[START OF LISTED ENTRIES]

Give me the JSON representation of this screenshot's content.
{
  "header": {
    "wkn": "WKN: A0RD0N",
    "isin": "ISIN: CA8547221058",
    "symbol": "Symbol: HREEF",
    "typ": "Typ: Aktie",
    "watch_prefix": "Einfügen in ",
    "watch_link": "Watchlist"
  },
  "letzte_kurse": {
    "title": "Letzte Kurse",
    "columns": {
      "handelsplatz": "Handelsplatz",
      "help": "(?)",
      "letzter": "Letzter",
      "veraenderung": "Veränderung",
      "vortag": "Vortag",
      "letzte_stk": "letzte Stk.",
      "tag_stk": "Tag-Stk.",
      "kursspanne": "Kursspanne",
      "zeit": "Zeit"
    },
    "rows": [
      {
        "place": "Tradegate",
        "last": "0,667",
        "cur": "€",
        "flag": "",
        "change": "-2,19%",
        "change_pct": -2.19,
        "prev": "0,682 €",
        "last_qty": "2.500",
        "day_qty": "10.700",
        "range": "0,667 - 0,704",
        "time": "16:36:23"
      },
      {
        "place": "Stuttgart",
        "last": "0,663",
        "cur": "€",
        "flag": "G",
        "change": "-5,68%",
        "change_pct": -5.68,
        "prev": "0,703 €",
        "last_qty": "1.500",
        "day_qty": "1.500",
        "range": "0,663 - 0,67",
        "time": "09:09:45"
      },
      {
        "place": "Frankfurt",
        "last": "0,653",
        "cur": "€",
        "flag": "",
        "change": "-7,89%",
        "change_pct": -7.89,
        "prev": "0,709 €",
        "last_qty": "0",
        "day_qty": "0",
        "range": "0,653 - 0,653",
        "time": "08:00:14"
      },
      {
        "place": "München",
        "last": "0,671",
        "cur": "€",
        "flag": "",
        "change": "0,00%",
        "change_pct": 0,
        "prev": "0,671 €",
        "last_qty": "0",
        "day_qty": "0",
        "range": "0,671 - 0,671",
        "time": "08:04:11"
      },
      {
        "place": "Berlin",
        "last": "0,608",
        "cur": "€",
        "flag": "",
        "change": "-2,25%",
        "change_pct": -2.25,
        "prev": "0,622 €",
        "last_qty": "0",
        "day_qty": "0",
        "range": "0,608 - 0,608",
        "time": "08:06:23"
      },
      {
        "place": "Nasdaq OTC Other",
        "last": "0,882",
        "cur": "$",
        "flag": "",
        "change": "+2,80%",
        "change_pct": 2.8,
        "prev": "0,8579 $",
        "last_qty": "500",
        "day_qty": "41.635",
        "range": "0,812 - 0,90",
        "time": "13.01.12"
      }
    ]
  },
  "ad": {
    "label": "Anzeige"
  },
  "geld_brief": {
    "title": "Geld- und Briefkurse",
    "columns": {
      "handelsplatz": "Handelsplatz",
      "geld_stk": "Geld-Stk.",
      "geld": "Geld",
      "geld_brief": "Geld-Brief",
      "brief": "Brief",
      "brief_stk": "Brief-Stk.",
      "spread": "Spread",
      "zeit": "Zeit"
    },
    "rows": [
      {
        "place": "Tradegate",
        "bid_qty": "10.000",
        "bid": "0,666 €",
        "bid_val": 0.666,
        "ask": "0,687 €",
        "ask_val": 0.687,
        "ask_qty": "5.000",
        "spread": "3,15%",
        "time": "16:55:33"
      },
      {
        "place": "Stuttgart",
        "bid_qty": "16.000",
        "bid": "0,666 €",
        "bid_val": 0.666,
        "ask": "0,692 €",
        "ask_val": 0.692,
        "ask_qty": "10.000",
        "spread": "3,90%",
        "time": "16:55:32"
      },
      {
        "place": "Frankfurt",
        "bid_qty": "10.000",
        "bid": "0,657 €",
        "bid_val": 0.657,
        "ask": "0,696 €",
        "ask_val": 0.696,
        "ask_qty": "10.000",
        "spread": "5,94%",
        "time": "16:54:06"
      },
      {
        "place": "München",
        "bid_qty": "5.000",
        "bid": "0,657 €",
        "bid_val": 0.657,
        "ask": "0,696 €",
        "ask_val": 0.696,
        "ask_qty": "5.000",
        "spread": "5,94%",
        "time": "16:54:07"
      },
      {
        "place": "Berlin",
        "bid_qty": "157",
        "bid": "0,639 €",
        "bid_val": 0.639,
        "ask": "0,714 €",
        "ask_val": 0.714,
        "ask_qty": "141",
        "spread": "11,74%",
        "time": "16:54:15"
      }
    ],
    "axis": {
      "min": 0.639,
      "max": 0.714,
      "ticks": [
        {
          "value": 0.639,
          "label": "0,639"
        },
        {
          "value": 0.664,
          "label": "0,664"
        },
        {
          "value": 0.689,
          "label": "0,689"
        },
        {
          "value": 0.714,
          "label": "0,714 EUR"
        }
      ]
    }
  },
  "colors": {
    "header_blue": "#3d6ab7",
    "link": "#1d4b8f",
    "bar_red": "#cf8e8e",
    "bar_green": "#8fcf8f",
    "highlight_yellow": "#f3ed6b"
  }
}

[END OF LISTED ENTRIES]

• WHAT IS BEING ASKED: Only lines with the string "range" belong in your answer; copy each one.

• ANSWER:
        "range": "0,667 - 0,704",
        "range": "0,663 - 0,67",
        "range": "0,653 - 0,653",
        "range": "0,671 - 0,671",
        "range": "0,608 - 0,608",
        "range": "0,812 - 0,90",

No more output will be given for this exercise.